%%

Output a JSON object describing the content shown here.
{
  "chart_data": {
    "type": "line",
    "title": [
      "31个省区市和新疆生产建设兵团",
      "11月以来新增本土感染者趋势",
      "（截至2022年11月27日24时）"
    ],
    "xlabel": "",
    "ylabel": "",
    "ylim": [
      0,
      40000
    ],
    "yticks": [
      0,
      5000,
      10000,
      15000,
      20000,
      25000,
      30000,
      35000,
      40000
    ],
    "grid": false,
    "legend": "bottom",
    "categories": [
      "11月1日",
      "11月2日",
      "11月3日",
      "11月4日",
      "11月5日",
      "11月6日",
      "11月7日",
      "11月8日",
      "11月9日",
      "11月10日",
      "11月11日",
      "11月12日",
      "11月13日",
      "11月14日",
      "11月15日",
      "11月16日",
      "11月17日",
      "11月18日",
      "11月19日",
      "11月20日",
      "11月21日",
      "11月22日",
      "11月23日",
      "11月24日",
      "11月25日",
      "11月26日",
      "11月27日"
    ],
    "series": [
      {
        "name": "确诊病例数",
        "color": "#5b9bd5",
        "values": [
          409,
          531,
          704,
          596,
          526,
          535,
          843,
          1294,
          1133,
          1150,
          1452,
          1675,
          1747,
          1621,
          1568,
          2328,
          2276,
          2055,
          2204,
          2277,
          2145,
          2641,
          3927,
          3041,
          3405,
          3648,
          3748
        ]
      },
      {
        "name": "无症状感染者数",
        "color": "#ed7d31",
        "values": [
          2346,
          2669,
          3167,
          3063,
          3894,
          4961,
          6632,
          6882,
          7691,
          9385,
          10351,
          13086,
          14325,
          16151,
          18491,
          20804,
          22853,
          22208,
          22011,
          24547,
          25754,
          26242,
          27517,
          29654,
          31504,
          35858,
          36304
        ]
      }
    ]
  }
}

%%
%%

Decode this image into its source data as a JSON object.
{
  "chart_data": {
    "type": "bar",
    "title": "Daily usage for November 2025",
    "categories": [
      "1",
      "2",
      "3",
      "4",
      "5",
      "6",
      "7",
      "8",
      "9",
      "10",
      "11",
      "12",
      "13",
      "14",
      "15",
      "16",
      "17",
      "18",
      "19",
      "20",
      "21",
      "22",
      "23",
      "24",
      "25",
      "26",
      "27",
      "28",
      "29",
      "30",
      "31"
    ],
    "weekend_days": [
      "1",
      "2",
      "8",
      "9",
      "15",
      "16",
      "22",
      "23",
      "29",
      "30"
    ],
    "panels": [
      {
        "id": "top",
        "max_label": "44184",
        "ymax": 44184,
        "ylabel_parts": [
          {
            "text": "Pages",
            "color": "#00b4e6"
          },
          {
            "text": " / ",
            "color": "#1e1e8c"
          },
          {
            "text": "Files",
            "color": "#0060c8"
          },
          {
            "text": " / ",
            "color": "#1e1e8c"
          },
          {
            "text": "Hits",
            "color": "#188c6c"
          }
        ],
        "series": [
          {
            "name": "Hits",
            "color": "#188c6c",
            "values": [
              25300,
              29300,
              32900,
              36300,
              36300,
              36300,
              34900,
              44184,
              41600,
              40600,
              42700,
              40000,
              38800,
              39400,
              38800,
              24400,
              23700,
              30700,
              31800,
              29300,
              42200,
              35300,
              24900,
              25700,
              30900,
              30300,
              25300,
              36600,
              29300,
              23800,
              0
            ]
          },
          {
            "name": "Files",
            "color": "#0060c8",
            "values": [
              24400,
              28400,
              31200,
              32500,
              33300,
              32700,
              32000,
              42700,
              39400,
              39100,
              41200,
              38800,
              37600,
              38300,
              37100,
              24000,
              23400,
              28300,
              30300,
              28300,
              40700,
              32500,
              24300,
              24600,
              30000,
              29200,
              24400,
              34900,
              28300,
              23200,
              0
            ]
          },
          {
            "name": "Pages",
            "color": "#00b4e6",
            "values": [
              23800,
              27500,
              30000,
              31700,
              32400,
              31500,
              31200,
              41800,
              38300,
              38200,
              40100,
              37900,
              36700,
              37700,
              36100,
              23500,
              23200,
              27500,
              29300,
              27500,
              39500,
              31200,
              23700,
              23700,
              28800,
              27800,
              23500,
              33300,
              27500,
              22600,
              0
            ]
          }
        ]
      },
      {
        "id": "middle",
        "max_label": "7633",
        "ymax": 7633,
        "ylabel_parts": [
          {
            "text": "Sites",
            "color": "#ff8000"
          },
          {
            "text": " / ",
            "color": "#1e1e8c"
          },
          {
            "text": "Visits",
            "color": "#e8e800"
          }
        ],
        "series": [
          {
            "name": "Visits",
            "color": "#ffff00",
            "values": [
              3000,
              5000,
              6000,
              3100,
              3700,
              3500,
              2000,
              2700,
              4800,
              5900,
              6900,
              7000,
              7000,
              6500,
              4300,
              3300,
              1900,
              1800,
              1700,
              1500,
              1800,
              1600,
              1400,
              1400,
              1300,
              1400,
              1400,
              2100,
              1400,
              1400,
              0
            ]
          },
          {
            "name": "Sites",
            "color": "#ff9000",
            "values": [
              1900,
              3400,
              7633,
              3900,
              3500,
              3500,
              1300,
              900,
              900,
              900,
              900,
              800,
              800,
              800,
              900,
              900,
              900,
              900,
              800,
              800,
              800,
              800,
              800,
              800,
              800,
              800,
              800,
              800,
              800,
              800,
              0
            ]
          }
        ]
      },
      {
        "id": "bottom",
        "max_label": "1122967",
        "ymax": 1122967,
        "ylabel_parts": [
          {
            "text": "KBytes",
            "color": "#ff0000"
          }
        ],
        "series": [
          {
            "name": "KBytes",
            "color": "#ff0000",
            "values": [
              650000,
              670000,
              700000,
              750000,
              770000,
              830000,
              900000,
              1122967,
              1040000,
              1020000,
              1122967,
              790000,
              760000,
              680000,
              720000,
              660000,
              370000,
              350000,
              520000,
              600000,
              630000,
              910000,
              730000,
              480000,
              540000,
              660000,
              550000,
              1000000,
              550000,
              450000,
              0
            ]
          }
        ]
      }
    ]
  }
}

%%

* **Work to complete**
In the listing, find all lines with the string "title" and copy them.

* **Task response**
    "title": [
    "title": "Daily usage for November 2025",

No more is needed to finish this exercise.